# New system: Klipsch, Paradigm, B&W, or SVS?



## Guest (Sep 19, 2007)

New to HTS and looking for some experienced perspectives:

I will soon be pulling the trigger on a new HT system. The room's dimensions are 18.5 x 19.5 x around 20' high and will continue to serve as the home's main living room / event room - not a dedicated HT. 

The components pretty much locked in place are the Denon 4308CI receiver, Pioneer Kuro 5080, and the SVS PC-Ultra sub. 

The speakers have been narrowed down to a short list, but I am looking to hear any "you may not have heard . . ." type advice in terms of equipment compatibility, etc. that my have flown under my radar. The finalists are:

Klipsch RF-63 based system (http://www.klipsch.com/products/details/rf-63-home-theater-system.aspx)
Paradigm (Studio 60 fronts, CC-590 centers, ADP-590 surrounds)
SV Sound MTS-01 system
B&W 683 Theater System (http://www.bowers-wilkins.com/display.aspx?infid=2352&sc=ht)
******
* Task objective
Please copy everything from "## Guest (Sep" down to "a dedicated HT." in the home theater speaker thread, word for word.

* Data provided
******
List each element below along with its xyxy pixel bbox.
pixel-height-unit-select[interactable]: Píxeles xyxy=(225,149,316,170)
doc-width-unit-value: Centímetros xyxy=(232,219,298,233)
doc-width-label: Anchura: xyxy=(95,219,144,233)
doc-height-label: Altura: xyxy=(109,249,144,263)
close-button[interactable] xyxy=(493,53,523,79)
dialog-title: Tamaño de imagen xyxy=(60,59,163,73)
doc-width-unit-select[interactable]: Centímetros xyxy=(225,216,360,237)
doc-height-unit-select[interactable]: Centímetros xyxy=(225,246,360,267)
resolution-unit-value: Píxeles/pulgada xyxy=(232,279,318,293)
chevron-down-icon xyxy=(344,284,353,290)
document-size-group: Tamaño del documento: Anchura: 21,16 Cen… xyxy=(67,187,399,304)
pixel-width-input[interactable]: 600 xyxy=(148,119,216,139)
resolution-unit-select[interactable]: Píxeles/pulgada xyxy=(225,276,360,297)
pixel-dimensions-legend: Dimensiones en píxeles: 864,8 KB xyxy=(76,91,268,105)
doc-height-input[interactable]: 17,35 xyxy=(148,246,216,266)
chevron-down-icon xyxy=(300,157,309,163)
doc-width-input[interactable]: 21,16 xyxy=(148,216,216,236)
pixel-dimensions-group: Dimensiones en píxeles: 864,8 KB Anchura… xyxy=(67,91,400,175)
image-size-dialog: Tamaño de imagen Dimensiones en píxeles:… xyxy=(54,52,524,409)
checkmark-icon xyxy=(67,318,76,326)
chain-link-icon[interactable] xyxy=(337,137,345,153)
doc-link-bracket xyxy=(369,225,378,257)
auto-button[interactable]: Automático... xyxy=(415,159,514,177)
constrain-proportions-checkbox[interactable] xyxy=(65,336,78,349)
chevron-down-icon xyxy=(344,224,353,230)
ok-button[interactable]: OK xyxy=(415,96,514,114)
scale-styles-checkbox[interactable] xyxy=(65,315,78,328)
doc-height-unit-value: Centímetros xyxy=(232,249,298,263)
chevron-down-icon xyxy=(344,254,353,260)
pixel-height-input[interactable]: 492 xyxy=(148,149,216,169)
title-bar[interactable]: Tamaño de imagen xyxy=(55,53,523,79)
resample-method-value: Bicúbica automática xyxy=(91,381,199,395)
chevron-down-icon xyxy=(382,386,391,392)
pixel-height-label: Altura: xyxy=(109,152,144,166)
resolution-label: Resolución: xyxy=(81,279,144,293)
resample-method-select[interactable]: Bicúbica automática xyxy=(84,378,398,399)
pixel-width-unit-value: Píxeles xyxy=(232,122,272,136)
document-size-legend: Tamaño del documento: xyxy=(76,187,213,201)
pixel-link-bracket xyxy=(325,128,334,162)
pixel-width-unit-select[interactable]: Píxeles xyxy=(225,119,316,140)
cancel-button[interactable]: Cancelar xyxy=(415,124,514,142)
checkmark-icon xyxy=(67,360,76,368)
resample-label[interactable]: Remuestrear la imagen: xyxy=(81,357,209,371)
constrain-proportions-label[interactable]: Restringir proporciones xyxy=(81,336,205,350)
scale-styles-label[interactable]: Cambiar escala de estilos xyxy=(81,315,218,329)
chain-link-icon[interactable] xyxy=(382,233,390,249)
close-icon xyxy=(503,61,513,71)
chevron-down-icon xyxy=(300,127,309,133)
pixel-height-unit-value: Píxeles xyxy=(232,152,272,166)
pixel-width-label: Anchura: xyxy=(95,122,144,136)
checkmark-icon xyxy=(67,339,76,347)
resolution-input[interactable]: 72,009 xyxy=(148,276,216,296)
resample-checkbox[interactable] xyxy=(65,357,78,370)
******
* Answer to this exercise
## Guest (Sep 19, 2007)

New to HTS and looking for some experienced perspectives:

I will soon be pulling the trigger on a new HT system. The room's dimensions are 18.5 x 19.5 x around 20' high and will continue to serve as the home's main living room / event room - not a dedicated HT.